- _OBJECTIVE_:
Copy out all the data, word for word.

--- MATERIAL ---

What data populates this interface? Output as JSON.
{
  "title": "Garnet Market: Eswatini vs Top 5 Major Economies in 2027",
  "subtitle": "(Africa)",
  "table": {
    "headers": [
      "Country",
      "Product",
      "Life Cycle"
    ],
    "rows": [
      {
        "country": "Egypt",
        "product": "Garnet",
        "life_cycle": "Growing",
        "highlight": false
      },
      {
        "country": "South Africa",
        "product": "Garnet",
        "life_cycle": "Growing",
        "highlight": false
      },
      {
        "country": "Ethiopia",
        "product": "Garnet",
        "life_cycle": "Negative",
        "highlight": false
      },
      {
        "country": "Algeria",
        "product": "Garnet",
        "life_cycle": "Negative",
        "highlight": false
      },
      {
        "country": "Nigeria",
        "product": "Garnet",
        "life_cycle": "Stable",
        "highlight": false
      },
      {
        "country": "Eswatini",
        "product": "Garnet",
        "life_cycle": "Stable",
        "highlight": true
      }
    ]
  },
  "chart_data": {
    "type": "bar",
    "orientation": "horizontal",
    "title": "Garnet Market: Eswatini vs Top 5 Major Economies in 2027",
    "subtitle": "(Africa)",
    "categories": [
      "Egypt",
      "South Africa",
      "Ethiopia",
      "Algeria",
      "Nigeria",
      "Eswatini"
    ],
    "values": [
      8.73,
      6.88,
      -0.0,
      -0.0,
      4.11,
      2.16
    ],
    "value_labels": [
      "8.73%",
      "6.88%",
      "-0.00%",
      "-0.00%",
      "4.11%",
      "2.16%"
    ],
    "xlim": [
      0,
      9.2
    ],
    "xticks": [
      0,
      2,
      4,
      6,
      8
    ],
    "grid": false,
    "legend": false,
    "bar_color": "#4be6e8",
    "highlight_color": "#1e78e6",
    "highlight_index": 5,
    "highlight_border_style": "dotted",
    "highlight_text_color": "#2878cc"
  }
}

---

- _ANSWER FOR THE TASK_:
What data populates this interface? Output as JSON.
{
  "title": "Garnet Market: Eswatini vs Top 5 Major Economies in 2027",
  "subtitle": "(Africa)",
  "table": {
    "headers": [
      "Country",
      "Product",
      "Life Cycle"
    ],
    "rows": [
      {
        "country": "Egypt",
        "product": "Garnet",
        "life_cycle": "Growing",
        "highlight": false
      },
      {
        "country": "South Africa",
        "product": "Garnet",
        "life_cycle": "Growing",
        "highlight": false
      },
      {
        "country": "Ethiopia",
        "product": "Garnet",
        "life_cycle": "Negative",
        "highlight": false
      },
      {
        "country": "Algeria",
        "product": "Garnet",
        "life_cycle": "Negative",
        "highlight": false
      },
      {
        "country": "Nigeria",
        "product": "Garnet",
        "life_cycle": "Stable",
        "highlight": false
      },
      {
        "country": "Eswatini",
        "product": "Garnet",
        "life_cycle": "Stable",
        "highlight": true
      }
    ]
  },
  "chart_data": {
    "type": "bar",
    "orientation": "horizontal",
    "title": "Garnet Market: Eswatini vs Top 5 Major Economies in 2027",
    "subtitle": "(Africa)",
    "categories": [
      "Egypt",
      "South Africa",
      "Ethiopia",
      "Algeria",
      "Nigeria",
      "Eswatini"
    ],
    "values": [
      8.73,
      6.88,
      -0.0,
      -0.0,
      4.11,
      2.16
    ],
    "value_labels": [
      "8.73%",
      "6.88%",
      "-0.00%",
      "-0.00%",
      "4.11%",
      "2.16%"
    ],
    "xlim": [
      0,
      9.2
    ],
    "xticks": [
      0,
      2,
      4,
      6,
      8
    ],
    "grid": false,
    "legend": false,
    "bar_color": "#4be6e8",
    "highlight_color": "#1e78e6",
    "highlight_index": 5,
    "highlight_border_style": "dotted",
    "highlight_text_color": "#2878cc"
  }
}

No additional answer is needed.